→ Goal
Convert every line of the items below into one numbered list, omitting blank lines.

** Start of Dataset rows **

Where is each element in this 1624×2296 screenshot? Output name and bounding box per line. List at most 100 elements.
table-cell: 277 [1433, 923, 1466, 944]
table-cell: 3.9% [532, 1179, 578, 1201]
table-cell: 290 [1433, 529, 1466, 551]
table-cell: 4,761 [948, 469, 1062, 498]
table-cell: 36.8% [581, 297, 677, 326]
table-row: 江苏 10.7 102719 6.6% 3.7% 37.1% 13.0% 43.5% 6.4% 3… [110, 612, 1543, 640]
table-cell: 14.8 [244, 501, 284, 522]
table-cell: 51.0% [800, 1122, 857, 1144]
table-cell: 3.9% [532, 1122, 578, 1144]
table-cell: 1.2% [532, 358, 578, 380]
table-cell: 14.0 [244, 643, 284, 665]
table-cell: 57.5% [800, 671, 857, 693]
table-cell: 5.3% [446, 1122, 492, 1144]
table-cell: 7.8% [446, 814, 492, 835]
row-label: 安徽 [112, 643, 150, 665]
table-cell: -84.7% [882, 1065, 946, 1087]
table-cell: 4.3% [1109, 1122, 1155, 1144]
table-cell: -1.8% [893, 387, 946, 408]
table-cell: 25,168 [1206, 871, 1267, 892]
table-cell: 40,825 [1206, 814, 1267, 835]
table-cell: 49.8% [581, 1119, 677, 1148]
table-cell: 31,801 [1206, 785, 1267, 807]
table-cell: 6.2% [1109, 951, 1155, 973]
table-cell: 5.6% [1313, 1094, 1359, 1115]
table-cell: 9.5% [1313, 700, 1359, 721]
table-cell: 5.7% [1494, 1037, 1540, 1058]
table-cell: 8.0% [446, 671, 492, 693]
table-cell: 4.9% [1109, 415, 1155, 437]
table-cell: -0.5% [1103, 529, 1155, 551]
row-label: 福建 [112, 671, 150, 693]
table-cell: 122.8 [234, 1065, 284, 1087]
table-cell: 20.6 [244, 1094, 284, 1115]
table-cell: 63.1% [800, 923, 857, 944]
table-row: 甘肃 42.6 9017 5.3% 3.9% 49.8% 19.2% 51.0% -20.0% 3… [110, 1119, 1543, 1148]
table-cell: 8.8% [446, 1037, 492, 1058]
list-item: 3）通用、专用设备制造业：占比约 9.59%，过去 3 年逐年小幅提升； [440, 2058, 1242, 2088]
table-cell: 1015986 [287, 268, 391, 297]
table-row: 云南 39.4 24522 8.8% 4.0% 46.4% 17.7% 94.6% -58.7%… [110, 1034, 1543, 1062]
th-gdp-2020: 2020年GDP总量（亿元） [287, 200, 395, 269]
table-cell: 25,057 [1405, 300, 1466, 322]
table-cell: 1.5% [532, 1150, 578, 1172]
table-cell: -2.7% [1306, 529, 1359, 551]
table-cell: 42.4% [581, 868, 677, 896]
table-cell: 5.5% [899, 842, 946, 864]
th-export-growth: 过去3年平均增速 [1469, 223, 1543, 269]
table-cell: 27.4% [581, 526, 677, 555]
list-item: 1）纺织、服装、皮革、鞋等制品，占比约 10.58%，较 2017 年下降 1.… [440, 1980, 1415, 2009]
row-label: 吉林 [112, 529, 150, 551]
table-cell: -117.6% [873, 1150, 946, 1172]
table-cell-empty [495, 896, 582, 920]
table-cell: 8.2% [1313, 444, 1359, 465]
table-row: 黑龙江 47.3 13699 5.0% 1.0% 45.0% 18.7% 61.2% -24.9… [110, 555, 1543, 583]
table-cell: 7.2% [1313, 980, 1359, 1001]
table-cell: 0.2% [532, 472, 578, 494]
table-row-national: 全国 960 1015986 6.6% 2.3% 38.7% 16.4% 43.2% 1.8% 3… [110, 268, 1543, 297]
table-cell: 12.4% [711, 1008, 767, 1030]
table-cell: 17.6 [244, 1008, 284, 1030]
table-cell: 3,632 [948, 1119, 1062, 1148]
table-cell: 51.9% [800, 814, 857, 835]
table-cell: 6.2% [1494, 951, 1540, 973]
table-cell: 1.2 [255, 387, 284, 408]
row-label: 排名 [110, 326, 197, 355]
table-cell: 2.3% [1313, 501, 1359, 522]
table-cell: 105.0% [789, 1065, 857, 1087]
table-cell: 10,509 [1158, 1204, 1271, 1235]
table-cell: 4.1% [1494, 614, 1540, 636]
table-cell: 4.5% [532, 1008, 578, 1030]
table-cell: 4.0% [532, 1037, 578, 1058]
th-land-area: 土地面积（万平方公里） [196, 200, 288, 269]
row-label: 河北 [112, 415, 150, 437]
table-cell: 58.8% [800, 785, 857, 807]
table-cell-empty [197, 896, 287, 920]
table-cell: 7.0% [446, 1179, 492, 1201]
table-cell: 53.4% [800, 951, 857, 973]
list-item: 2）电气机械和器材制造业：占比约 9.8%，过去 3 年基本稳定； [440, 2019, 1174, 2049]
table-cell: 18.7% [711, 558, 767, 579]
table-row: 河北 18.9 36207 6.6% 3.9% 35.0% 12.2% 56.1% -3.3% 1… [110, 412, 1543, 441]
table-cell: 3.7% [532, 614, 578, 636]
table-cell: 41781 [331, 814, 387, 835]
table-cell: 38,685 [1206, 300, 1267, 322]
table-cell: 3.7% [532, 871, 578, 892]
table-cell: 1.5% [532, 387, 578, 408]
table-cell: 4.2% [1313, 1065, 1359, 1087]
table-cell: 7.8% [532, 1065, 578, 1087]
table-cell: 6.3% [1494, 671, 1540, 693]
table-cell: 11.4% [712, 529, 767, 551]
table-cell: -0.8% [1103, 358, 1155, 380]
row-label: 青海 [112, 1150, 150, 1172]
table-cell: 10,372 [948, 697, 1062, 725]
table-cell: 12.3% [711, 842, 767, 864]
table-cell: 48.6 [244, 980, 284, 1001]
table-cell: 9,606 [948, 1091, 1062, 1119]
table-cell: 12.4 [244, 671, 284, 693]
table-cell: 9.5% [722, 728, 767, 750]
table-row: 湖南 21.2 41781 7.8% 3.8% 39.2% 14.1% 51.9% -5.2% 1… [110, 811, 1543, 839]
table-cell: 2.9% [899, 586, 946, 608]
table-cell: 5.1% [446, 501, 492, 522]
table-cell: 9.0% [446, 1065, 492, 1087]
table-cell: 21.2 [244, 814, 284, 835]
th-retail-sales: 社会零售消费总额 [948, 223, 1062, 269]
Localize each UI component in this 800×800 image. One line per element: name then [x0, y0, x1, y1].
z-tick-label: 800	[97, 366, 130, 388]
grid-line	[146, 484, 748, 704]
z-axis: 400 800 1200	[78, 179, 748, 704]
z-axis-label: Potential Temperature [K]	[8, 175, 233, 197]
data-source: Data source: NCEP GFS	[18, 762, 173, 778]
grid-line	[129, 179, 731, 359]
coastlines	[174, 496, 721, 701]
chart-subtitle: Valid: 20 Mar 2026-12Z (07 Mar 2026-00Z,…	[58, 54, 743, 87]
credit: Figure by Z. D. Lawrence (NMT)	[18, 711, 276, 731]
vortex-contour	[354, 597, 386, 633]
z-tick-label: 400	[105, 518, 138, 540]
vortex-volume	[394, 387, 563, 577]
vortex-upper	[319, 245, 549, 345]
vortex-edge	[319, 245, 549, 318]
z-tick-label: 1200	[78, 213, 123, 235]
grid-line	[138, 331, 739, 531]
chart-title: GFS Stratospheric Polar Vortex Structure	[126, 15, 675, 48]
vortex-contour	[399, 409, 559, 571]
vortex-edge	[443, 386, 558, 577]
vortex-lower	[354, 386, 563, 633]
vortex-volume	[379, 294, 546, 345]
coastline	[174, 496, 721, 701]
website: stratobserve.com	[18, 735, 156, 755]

** End of Dataset rows **

→ Output
1. Where is each element in this 1624×2296 screenshot? Output name and bounding box per line. List at most 100 elements.
2. table-cell: 277 [1433, 923, 1466, 944]
3. table-cell: 3.9% [532, 1179, 578, 1201]
4. table-cell: 290 [1433, 529, 1466, 551]
5. table-cell: 4,761 [948, 469, 1062, 498]
6. table-cell: 36.8% [581, 297, 677, 326]
7. table-row: 江苏 10.7 102719 6.6% 3.7% 37.1% 13.0% 43.5% 6.4% 3… [110, 612, 1543, 640]
8. table-cell: 14.8 [244, 501, 284, 522]
9. table-cell: 51.0% [800, 1122, 857, 1144]
10. table-cell: 3.9% [532, 1122, 578, 1144]
11. table-cell: 1.2% [532, 358, 578, 380]
12. table-cell: 14.0 [244, 643, 284, 665]
13. table-cell: 57.5% [800, 671, 857, 693]
14. table-cell: 5.3% [446, 1122, 492, 1144]
15. table-cell: 7.8% [446, 814, 492, 835]
16. row-label: 安徽 [112, 643, 150, 665]
17. table-cell: -84.7% [882, 1065, 946, 1087]
18. table-cell: 4.3% [1109, 1122, 1155, 1144]
19. table-cell: -1.8% [893, 387, 946, 408]
20. table-cell: 25,168 [1206, 871, 1267, 892]
21. table-cell: 40,825 [1206, 814, 1267, 835]
22. table-cell: 49.8% [581, 1119, 677, 1148]
23. table-cell: 31,801 [1206, 785, 1267, 807]
24. table-cell: 6.2% [1109, 951, 1155, 973]
25. table-cell: 5.6% [1313, 1094, 1359, 1115]
26. table-cell: 9.5% [1313, 700, 1359, 721]
27. table-cell: 5.7% [1494, 1037, 1540, 1058]
28. table-cell: 8.0% [446, 671, 492, 693]
29. table-cell: 4.9% [1109, 415, 1155, 437]
30. table-cell: -0.5% [1103, 529, 1155, 551]
31. row-label: 福建 [112, 671, 150, 693]
32. table-cell: 122.8 [234, 1065, 284, 1087]
33. table-cell: 20.6 [244, 1094, 284, 1115]
34. table-cell: 63.1% [800, 923, 857, 944]
35. table-row: 甘肃 42.6 9017 5.3% 3.9% 49.8% 19.2% 51.0% -20.0% 3… [110, 1119, 1543, 1148]
36. table-cell: 8.8% [446, 1037, 492, 1058]
37. list-item: 3）通用、专用设备制造业：占比约 9.59%，过去 3 年逐年小幅提升； [440, 2058, 1242, 2088]
38. table-cell: 1015986 [287, 268, 391, 297]
39. table-row: 云南 39.4 24522 8.8% 4.0% 46.4% 17.7% 94.6% -58.7%… [110, 1034, 1543, 1062]
40. th-gdp-2020: 2020年GDP总量（亿元） [287, 200, 395, 269]
41. table-cell: 25,057 [1405, 300, 1466, 322]
42. table-cell: 1.5% [532, 1150, 578, 1172]
43. table-cell: -2.7% [1306, 529, 1359, 551]
44. table-cell: 42.4% [581, 868, 677, 896]
45. table-cell: 5.5% [899, 842, 946, 864]
46. th-export-growth: 过去3年平均增速 [1469, 223, 1543, 269]
47. table-cell: 27.4% [581, 526, 677, 555]
48. list-item: 1）纺织、服装、皮革、鞋等制品，占比约 10.58%，较 2017 年下降 1.… [440, 1980, 1415, 2009]
49. row-label: 吉林 [112, 529, 150, 551]
50. table-cell: -117.6% [873, 1150, 946, 1172]
51. table-cell-empty [495, 896, 582, 920]
52. table-cell: 8.2% [1313, 444, 1359, 465]
53. table-row: 黑龙江 47.3 13699 5.0% 1.0% 45.0% 18.7% 61.2% -24.9… [110, 555, 1543, 583]
54. table-cell: 7.2% [1313, 980, 1359, 1001]
55. table-cell: 0.2% [532, 472, 578, 494]
56. table-row-national: 全国 960 1015986 6.6% 2.3% 38.7% 16.4% 43.2% 1.8% 3… [110, 268, 1543, 297]
57. table-cell: 12.4% [711, 1008, 767, 1030]
58. table-cell: 17.6 [244, 1008, 284, 1030]
59. table-cell: 3,632 [948, 1119, 1062, 1148]
60. table-cell: 51.9% [800, 814, 857, 835]
61. table-cell: 6.2% [1494, 951, 1540, 973]
62. table-cell: 1.2 [255, 387, 284, 408]
63. row-label: 排名 [110, 326, 197, 355]
64. table-cell: 2.3% [1313, 501, 1359, 522]
65. table-cell: 105.0% [789, 1065, 857, 1087]
66. table-cell: 10,509 [1158, 1204, 1271, 1235]
67. table-cell: 4.1% [1494, 614, 1540, 636]
68. table-cell: 4.5% [532, 1008, 578, 1030]
69. table-cell: 4.0% [532, 1037, 578, 1058]
70. th-land-area: 土地面积（万平方公里） [196, 200, 288, 269]
71. row-label: 河北 [112, 415, 150, 437]
72. table-cell: 58.8% [800, 785, 857, 807]
73. table-cell-empty [197, 896, 287, 920]
74. table-cell: 7.0% [446, 1179, 492, 1201]
75. table-cell: 53.4% [800, 951, 857, 973]
76. list-item: 2）电气机械和器材制造业：占比约 9.8%，过去 3 年基本稳定； [440, 2019, 1174, 2049]
77. table-cell: 18.7% [711, 558, 767, 579]
78. table-row: 河北 18.9 36207 6.6% 3.9% 35.0% 12.2% 56.1% -3.3% 1… [110, 412, 1543, 441]
79. table-cell: 3.7% [532, 614, 578, 636]
80. table-cell: 41781 [331, 814, 387, 835]
81. table-cell: 38,685 [1206, 300, 1267, 322]
82. table-cell: 3.7% [532, 871, 578, 892]
83. table-cell: 1.5% [532, 387, 578, 408]
84. table-cell: 4.2% [1313, 1065, 1359, 1087]
85. table-cell: 7.8% [532, 1065, 578, 1087]
86. table-cell: 6.3% [1494, 671, 1540, 693]
87. table-cell: 11.4% [712, 529, 767, 551]
88. table-cell: -0.8% [1103, 358, 1155, 380]
89. row-label: 青海 [112, 1150, 150, 1172]
90. table-cell: 10,372 [948, 697, 1062, 725]
91. table-cell: 12.3% [711, 842, 767, 864]
92. table-cell: 48.6 [244, 980, 284, 1001]
93. table-cell: 9,606 [948, 1091, 1062, 1119]
94. table-cell: 12.4 [244, 671, 284, 693]
95. table-cell: 9.5% [722, 728, 767, 750]
96. table-row: 湖南 21.2 41781 7.8% 3.8% 39.2% 14.1% 51.9% -5.2% 1… [110, 811, 1543, 839]
97. table-cell: 2.9% [899, 586, 946, 608]
98. table-cell: 5.1% [446, 501, 492, 522]
99. table-cell: 9.0% [446, 1065, 492, 1087]
100. table-cell: 21.2 [244, 814, 284, 835]
101. th-retail-sales: 社会零售消费总额 [948, 223, 1062, 269]
102. Localize each UI component in this 800×800 image. One line per element: name then [x0, y0, x1, y1].
103. z-tick-label: 800	[97, 366, 130, 388]
104. grid-line	[146, 484, 748, 704]
105. z-axis: 400 800 1200	[78, 179, 748, 704]
106. z-axis-label: Potential Temperature [K]	[8, 175, 233, 197]
107. data-source: Data source: NCEP GFS	[18, 762, 173, 778]
108. grid-line	[129, 179, 731, 359]
109. coastlines	[174, 496, 721, 701]
110. chart-subtitle: Valid: 20 Mar 2026-12Z (07 Mar 2026-00Z,…	[58, 54, 743, 87]
111. credit: Figure by Z. D. Lawrence (NMT)	[18, 711, 276, 731]
112. vortex-contour	[354, 597, 386, 633]
113. z-tick-label: 400	[105, 518, 138, 540]
114. vortex-volume	[394, 387, 563, 577]
115. vortex-upper	[319, 245, 549, 345]
116. vortex-edge	[319, 245, 549, 318]
117. z-tick-label: 1200	[78, 213, 123, 235]
118. grid-line	[138, 331, 739, 531]
119. chart-title: GFS Stratospheric Polar Vortex Structure	[126, 15, 675, 48]
120. vortex-contour	[399, 409, 559, 571]
121. vortex-edge	[443, 386, 558, 577]
122. vortex-lower	[354, 386, 563, 633]
123. vortex-volume	[379, 294, 546, 345]
124. coastline	[174, 496, 721, 701]
125. website: stratobserve.com	[18, 735, 156, 755]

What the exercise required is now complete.